__Set exercise__
Reproduce each line that includes the word "text".
— Start Information given —
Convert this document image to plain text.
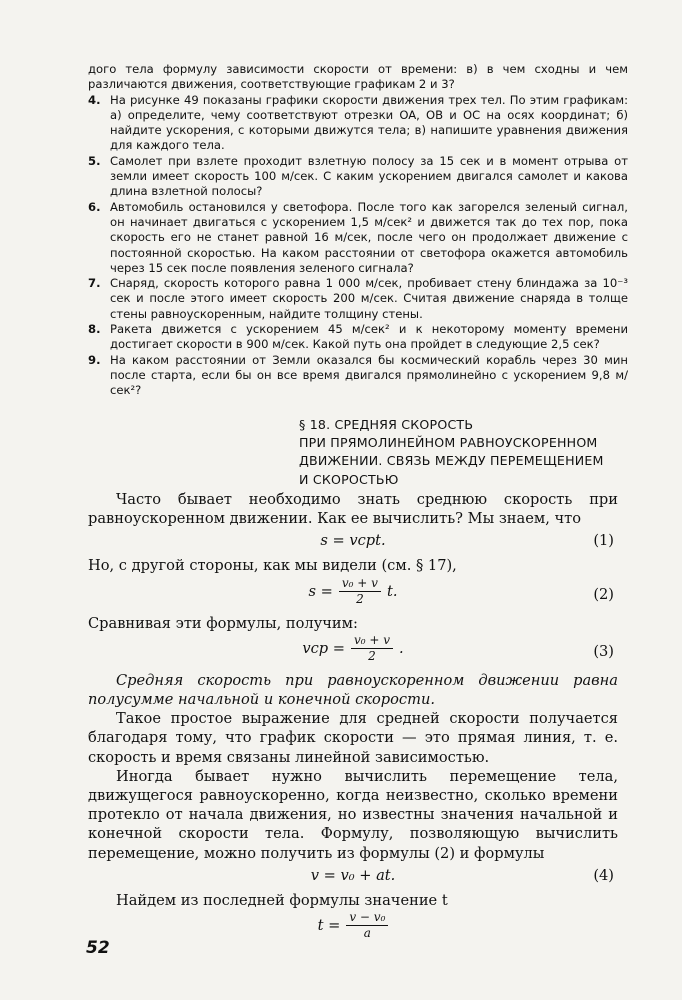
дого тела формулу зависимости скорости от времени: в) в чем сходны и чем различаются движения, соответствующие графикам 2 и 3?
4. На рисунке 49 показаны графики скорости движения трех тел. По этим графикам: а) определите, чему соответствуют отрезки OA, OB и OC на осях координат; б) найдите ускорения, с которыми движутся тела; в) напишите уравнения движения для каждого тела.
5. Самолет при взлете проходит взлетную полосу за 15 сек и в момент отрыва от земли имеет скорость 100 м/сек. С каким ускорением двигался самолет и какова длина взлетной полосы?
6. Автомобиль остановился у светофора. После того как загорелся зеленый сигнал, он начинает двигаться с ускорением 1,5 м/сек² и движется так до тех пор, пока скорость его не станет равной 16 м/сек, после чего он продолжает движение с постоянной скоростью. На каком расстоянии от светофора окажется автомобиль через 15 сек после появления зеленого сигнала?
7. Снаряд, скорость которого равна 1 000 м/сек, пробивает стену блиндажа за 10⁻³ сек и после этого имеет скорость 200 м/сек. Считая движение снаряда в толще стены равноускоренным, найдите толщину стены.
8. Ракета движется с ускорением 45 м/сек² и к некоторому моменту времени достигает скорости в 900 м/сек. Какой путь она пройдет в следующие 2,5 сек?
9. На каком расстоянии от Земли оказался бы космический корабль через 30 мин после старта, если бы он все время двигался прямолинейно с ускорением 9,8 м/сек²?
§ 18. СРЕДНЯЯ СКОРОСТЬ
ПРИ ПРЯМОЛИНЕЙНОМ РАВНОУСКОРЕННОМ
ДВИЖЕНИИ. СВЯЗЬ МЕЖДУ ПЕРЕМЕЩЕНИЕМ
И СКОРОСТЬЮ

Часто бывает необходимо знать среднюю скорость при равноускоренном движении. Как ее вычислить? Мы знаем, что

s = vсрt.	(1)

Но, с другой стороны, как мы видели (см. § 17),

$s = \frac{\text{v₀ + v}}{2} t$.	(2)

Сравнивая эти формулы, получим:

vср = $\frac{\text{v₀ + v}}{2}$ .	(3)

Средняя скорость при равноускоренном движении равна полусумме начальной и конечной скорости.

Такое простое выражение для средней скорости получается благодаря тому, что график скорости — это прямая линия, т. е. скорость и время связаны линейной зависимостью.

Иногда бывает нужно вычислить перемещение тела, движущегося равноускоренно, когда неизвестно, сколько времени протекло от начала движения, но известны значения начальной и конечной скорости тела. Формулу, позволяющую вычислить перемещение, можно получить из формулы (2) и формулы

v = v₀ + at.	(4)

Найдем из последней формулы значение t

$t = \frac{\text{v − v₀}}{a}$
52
— End Information given —
__Output for this exercise__
Convert this document image to plain text.
$s = \frac{\text{v₀ + v}}{2} t$.	(2)
vср = $\frac{\text{v₀ + v}}{2}$ .	(3)
$t = \frac{\text{v − v₀}}{a}$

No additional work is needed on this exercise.